Collected data:
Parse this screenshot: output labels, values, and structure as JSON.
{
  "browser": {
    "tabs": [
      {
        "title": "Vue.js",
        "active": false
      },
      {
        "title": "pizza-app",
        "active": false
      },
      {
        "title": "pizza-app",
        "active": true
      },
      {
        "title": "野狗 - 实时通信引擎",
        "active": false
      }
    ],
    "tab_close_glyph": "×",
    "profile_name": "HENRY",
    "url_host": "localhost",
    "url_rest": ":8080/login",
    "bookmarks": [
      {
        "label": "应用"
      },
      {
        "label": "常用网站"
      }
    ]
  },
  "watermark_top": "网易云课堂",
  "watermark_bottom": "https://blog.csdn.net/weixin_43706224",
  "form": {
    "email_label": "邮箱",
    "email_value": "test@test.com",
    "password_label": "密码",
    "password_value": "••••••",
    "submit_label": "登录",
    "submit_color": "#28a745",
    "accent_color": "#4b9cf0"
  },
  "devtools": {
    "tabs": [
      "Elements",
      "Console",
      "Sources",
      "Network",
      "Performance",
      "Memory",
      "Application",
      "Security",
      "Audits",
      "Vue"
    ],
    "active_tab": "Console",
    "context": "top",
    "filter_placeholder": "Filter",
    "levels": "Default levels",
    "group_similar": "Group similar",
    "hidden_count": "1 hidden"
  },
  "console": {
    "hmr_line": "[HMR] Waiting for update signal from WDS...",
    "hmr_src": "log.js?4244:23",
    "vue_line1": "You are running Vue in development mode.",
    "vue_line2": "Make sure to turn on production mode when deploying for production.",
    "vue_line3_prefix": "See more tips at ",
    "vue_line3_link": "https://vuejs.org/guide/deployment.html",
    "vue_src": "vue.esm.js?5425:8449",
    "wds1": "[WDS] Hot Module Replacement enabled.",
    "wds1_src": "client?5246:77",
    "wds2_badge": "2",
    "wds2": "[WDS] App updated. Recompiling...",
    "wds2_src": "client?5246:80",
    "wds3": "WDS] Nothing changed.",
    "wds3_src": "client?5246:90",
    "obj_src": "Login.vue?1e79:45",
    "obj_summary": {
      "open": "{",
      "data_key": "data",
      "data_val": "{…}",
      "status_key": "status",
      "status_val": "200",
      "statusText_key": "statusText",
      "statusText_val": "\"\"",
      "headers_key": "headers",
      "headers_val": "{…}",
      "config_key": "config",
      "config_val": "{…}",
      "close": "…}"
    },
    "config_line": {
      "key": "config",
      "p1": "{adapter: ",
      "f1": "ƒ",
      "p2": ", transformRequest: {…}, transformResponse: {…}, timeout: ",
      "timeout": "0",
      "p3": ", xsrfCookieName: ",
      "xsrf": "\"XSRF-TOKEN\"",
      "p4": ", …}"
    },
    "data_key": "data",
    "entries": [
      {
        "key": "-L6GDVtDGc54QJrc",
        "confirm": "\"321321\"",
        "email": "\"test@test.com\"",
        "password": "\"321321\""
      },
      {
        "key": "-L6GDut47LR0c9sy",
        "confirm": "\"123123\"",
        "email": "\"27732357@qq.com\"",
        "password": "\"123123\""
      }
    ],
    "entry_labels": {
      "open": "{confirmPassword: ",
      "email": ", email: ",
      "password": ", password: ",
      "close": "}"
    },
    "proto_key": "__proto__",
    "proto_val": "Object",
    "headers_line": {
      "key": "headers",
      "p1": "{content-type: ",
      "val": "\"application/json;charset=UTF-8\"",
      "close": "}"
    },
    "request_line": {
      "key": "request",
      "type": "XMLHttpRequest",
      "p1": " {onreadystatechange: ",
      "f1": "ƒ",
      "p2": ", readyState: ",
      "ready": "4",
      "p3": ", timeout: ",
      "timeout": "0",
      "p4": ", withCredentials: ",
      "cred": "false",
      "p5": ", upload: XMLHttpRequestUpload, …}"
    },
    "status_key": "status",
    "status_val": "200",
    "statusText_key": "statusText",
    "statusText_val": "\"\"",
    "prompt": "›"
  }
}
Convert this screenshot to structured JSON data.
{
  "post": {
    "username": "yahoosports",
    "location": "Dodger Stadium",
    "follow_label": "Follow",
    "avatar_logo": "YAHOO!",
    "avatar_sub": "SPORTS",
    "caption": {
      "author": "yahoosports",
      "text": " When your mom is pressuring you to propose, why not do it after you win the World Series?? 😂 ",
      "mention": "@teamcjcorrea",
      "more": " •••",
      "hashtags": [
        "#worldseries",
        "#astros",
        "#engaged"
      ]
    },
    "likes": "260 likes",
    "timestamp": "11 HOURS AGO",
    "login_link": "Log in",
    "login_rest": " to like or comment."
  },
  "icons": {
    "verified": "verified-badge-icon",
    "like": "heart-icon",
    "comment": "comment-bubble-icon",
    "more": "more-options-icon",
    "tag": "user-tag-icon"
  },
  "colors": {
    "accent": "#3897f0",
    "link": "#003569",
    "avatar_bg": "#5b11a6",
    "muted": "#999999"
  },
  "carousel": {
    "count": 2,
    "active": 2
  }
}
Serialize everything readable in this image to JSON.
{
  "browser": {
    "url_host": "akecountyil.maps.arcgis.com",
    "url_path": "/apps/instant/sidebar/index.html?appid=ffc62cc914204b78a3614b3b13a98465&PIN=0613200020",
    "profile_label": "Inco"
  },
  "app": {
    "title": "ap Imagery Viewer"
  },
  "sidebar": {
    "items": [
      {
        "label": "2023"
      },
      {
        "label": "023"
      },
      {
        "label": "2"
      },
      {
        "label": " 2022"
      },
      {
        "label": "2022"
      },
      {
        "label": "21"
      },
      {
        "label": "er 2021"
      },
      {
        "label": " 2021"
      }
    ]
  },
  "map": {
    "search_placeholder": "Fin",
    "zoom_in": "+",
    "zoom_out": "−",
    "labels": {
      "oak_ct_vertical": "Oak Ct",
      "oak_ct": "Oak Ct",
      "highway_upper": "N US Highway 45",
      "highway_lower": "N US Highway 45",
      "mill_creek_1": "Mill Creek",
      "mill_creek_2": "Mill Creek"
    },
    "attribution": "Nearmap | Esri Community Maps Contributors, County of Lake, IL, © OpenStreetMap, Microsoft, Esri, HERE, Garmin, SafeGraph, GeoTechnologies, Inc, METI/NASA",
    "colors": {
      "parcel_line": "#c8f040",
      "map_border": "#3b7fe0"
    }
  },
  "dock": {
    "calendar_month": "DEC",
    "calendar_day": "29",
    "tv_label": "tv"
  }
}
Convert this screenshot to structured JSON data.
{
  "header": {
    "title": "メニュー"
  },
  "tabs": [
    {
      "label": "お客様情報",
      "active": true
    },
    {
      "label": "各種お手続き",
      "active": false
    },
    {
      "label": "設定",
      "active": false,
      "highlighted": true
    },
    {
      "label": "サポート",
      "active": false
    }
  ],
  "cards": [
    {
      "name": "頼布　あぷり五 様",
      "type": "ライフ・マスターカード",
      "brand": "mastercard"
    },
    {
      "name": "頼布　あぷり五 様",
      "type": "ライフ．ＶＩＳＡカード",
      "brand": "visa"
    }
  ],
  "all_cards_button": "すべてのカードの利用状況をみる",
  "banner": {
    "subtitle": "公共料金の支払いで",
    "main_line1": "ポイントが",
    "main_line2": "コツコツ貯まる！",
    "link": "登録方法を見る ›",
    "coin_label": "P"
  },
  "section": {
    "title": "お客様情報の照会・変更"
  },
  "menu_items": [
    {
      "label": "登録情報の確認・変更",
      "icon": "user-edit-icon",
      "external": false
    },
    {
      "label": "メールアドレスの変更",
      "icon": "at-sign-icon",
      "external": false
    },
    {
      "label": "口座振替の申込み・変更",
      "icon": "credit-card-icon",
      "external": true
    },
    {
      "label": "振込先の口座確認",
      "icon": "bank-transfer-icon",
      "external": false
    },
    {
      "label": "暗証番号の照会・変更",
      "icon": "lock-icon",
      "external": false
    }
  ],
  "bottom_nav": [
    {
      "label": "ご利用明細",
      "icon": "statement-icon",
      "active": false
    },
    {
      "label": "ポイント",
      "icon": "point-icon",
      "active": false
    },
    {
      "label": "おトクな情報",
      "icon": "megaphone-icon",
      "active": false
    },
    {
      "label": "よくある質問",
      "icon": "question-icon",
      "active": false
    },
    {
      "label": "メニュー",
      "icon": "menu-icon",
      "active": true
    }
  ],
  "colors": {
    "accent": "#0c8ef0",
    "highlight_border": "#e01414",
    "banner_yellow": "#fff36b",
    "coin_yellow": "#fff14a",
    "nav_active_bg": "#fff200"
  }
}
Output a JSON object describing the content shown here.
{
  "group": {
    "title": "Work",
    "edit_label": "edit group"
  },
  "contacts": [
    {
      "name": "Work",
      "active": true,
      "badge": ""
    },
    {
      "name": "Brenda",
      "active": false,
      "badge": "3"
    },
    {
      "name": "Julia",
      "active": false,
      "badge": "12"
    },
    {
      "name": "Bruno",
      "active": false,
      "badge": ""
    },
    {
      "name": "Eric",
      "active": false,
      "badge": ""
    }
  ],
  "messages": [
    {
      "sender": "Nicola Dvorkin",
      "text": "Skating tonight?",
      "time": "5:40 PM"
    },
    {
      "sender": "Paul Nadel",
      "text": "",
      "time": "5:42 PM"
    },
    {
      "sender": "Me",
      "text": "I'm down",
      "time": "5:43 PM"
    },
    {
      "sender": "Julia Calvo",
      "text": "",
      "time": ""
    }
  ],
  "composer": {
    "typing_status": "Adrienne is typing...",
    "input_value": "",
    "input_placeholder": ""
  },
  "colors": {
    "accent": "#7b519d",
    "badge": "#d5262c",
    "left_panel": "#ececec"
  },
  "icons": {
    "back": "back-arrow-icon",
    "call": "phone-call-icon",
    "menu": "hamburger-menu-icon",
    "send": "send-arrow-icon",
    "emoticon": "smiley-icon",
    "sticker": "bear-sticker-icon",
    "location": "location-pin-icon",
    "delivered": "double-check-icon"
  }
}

* Task description *
Search the records for the word "html" and copy every line where it occurs.

* Answer to this task *
    "vue_line3_link": "https://vuejs.org/guide/deployment.html",
    "url_path": "/apps/instant/sidebar/index.html?appid=ffc62cc914204b78a3614b3b13a98465&PIN=0613200020",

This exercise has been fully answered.